#### Exercise materials ####

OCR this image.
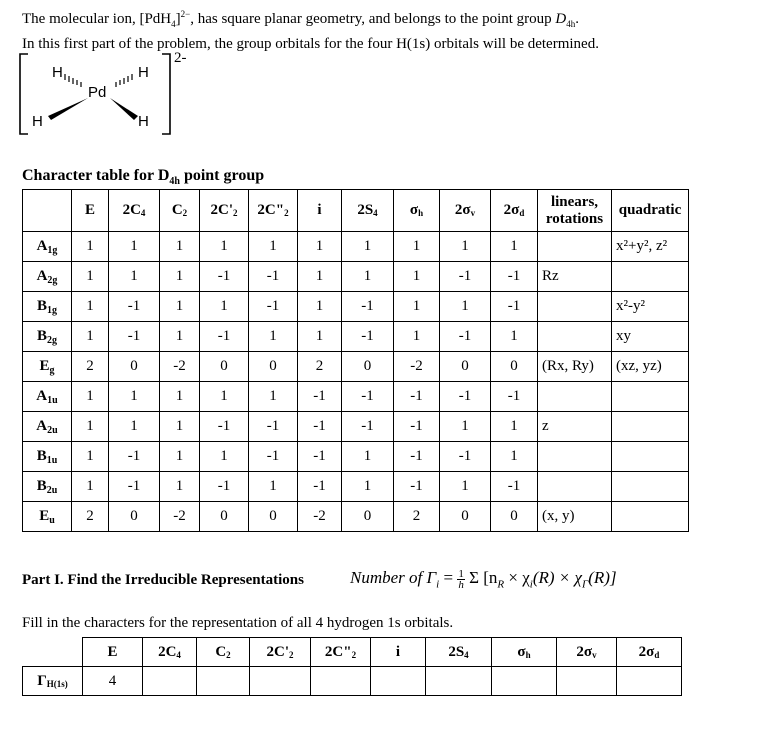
The molecular ion, $[PdH_4]^{2-}$, has square planar geometry, and belongs to the point group $D_{4h}$.
In this first part of the problem, the group orbitals for the four H(1s) orbitals will be determined.
H	H
Pd
H	H
2-
Character table for $D_{4h}$ point group
	E	2C4	C2	2C'2	2C"2	i	2S4	σh	2σv	2σd	linears, rotations	quadratic
$A_{1g}$	1	1	1	1	1	1	1	1	1	1		x²+y², z²
$A_{2g}$	1	1	1	-1	-1	1	1	1	-1	-1	Rz	
$B_{1g}$	1	-1	1	1	-1	1	-1	1	1	-1		x²-y²
$B_{2g}$	1	-1	1	-1	1	1	-1	1	-1	1		xy
$E_g$	2	0	-2	0	0	2	0	-2	0	0	(Rx, Ry)	(xz, yz)
$A_{1u}$	1	1	1	1	1	-1	-1	-1	-1	-1		
$A_{2u}$	1	1	1	-1	-1	-1	-1	-1	1	1	z	
$B_{1u}$	1	-1	1	1	-1	-1	1	-1	-1	1		
$B_{2u}$	1	-1	1	-1	1	-1	1	-1	1	-1		
$E_u$	2	0	-2	0	0	-2	0	2	0	0	(x, y)	
Part I. Find the Irreducible Representations	Number of $\Gamma_i = \frac{1}{h}$ Σ $[n_R \times \chi_i(R) \times \chi_\Gamma(R)]$
Fill in the characters for the representation of all 4 hydrogen 1s orbitals.
	E	2C4	C2	2C'2	2C"2	i	2S4	σh	2σv	2σd
ΓH(1s)	4									
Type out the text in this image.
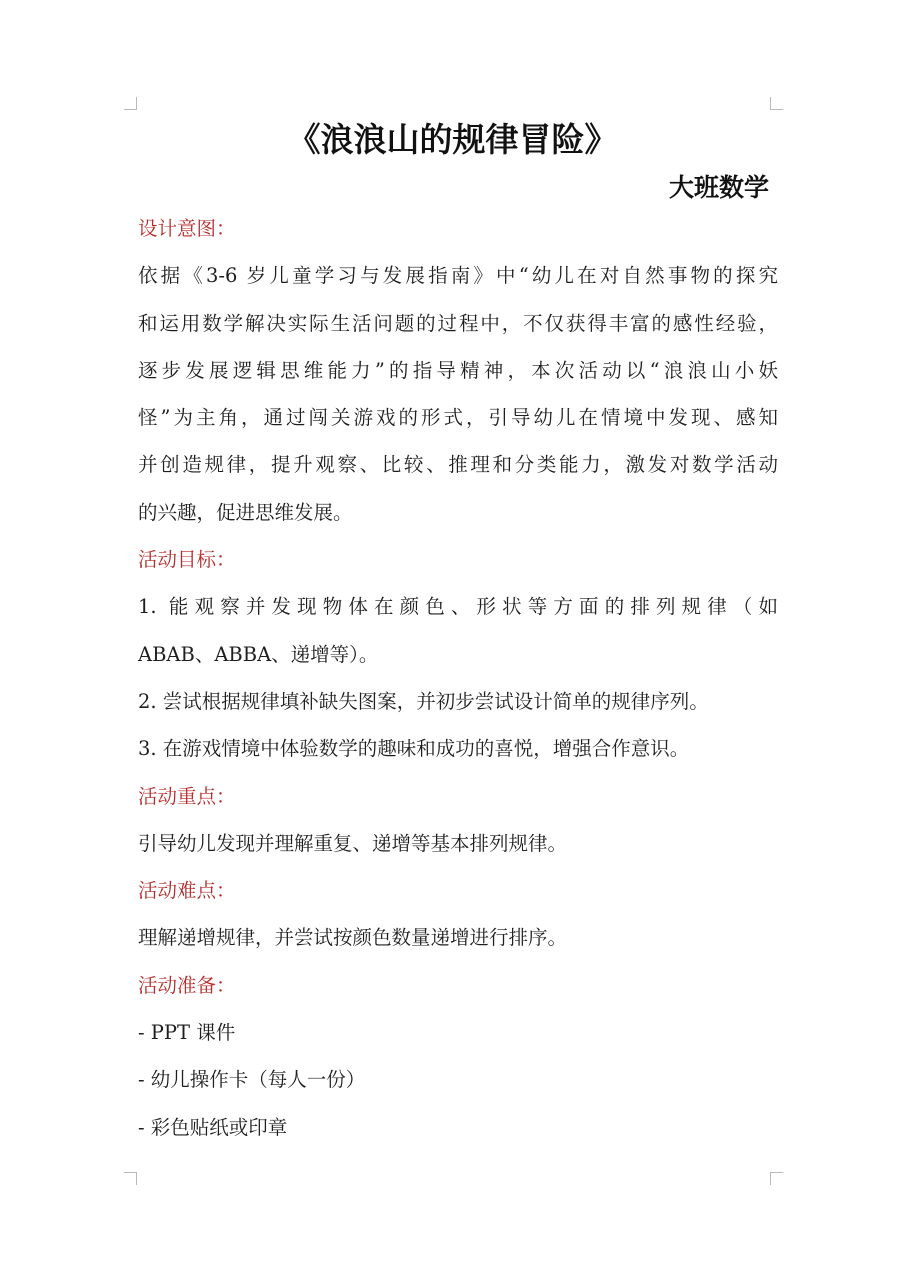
《浪浪山的规律冒险》
大班数学
设计意图：
依据《3-6 岁儿童学习与发展指南》中“幼儿在对自然事物的探究
和运用数学解决实际生活问题的过程中，不仅获得丰富的感性经验，
逐步发展逻辑思维能力”的指导精神，本次活动以“浪浪山小妖
怪”为主角，通过闯关游戏的形式，引导幼儿在情境中发现、感知
并创造规律，提升观察、比较、推理和分类能力，激发对数学活动
的兴趣，促进思维发展。
活动目标：
1. 能观察并发现物体在颜色、形状等方面的排列规律（如
ABAB、ABBA、递增等）。
2. 尝试根据规律填补缺失图案，并初步尝试设计简单的规律序列。
3. 在游戏情境中体验数学的趣味和成功的喜悦，增强合作意识。
活动重点：
引导幼儿发现并理解重复、递增等基本排列规律。
活动难点：
理解递增规律，并尝试按颜色数量递增进行排序。
活动准备：
- PPT 课件
- 幼儿操作卡（每人一份）
- 彩色贴纸或印章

####

:: Stated exercise ::
Return the entries unchanged, save for the pictures, which do not belong in the copy.

:: Exercise result ::
OCR this image.
The molecular ion, $[PdH_4]^{2-}$, has square planar geometry, and belongs to the point group $D_{4h}$.
In this first part of the problem, the group orbitals for the four H(1s) orbitals will be determined.
H	H
Pd
H	H
2-
Character table for $D_{4h}$ point group
	E	2C4	C2	2C'2	2C"2	i	2S4	σh	2σv	2σd	linears, rotations	quadratic
$A_{1g}$	1	1	1	1	1	1	1	1	1	1		x²+y², z²
$A_{2g}$	1	1	1	-1	-1	1	1	1	-1	-1	Rz	
$B_{1g}$	1	-1	1	1	-1	1	-1	1	1	-1		x²-y²
$B_{2g}$	1	-1	1	-1	1	1	-1	1	-1	1		xy
$E_g$	2	0	-2	0	0	2	0	-2	0	0	(Rx, Ry)	(xz, yz)
$A_{1u}$	1	1	1	1	1	-1	-1	-1	-1	-1		
$A_{2u}$	1	1	1	-1	-1	-1	-1	-1	1	1	z	
$B_{1u}$	1	-1	1	1	-1	-1	1	-1	-1	1		
$B_{2u}$	1	-1	1	-1	1	-1	1	-1	1	-1		
$E_u$	2	0	-2	0	0	-2	0	2	0	0	(x, y)	
Part I. Find the Irreducible Representations	Number of $\Gamma_i = \frac{1}{h}$ Σ $[n_R \times \chi_i(R) \times \chi_\Gamma(R)]$
Fill in the characters for the representation of all 4 hydrogen 1s orbitals.
	E	2C4	C2	2C'2	2C"2	i	2S4	σh	2σv	2σd
ΓH(1s)	4									
Type out the text in this image.
《浪浪山的规律冒险》
大班数学
设计意图：
依据《3-6 岁儿童学习与发展指南》中“幼儿在对自然事物的探究
和运用数学解决实际生活问题的过程中，不仅获得丰富的感性经验，
逐步发展逻辑思维能力”的指导精神，本次活动以“浪浪山小妖
怪”为主角，通过闯关游戏的形式，引导幼儿在情境中发现、感知
并创造规律，提升观察、比较、推理和分类能力，激发对数学活动
的兴趣，促进思维发展。
活动目标：
1. 能观察并发现物体在颜色、形状等方面的排列规律（如
ABAB、ABBA、递增等）。
2. 尝试根据规律填补缺失图案，并初步尝试设计简单的规律序列。
3. 在游戏情境中体验数学的趣味和成功的喜悦，增强合作意识。
活动重点：
引导幼儿发现并理解重复、递增等基本排列规律。
活动难点：
理解递增规律，并尝试按颜色数量递增进行排序。
活动准备：
- PPT 课件
- 幼儿操作卡（每人一份）
- 彩色贴纸或印章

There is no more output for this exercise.